[begin EXTRACTED INFORMATION]

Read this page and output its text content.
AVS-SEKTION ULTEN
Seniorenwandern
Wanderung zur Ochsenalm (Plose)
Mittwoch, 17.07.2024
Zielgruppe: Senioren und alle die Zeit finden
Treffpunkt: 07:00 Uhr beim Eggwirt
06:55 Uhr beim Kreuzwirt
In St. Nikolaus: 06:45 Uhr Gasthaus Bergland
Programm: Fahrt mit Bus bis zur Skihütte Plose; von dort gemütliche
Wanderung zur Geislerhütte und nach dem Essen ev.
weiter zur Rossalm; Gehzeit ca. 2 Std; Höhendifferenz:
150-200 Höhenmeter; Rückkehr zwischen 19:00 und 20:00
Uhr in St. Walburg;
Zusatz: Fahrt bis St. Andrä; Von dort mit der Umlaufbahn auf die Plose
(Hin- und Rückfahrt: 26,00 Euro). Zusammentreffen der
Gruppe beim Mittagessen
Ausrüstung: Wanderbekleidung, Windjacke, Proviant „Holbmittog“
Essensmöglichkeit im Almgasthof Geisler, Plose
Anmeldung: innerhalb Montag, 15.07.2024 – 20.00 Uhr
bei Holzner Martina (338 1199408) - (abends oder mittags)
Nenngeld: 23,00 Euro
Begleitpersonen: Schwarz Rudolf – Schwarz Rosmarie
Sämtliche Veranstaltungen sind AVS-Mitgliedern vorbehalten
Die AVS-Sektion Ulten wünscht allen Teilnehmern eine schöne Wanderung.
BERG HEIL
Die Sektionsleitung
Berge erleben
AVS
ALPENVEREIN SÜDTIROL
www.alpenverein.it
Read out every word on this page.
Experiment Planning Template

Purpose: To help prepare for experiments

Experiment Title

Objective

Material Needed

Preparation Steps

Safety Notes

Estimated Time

[end EXTRACTED INFORMATION]

● PROBLEM DETAILS:
Repeat all of the entries exactly.

● RESPONSE:
Read this page and output its text content.
AVS-SEKTION ULTEN
Seniorenwandern
Wanderung zur Ochsenalm (Plose)
Mittwoch, 17.07.2024
Zielgruppe: Senioren und alle die Zeit finden
Treffpunkt: 07:00 Uhr beim Eggwirt
06:55 Uhr beim Kreuzwirt
In St. Nikolaus: 06:45 Uhr Gasthaus Bergland
Programm: Fahrt mit Bus bis zur Skihütte Plose; von dort gemütliche
Wanderung zur Geislerhütte und nach dem Essen ev.
weiter zur Rossalm; Gehzeit ca. 2 Std; Höhendifferenz:
150-200 Höhenmeter; Rückkehr zwischen 19:00 und 20:00
Uhr in St. Walburg;
Zusatz: Fahrt bis St. Andrä; Von dort mit der Umlaufbahn auf die Plose
(Hin- und Rückfahrt: 26,00 Euro). Zusammentreffen der
Gruppe beim Mittagessen
Ausrüstung: Wanderbekleidung, Windjacke, Proviant „Holbmittog“
Essensmöglichkeit im Almgasthof Geisler, Plose
Anmeldung: innerhalb Montag, 15.07.2024 – 20.00 Uhr
bei Holzner Martina (338 1199408) - (abends oder mittags)
Nenngeld: 23,00 Euro
Begleitpersonen: Schwarz Rudolf – Schwarz Rosmarie
Sämtliche Veranstaltungen sind AVS-Mitgliedern vorbehalten
Die AVS-Sektion Ulten wünscht allen Teilnehmern eine schöne Wanderung.
BERG HEIL
Die Sektionsleitung
Berge erleben
AVS
ALPENVEREIN SÜDTIROL
www.alpenverein.it
Read out every word on this page.
Experiment Planning Template

Purpose: To help prepare for experiments

Experiment Title

Objective

Material Needed

Preparation Steps

Safety Notes

Estimated Time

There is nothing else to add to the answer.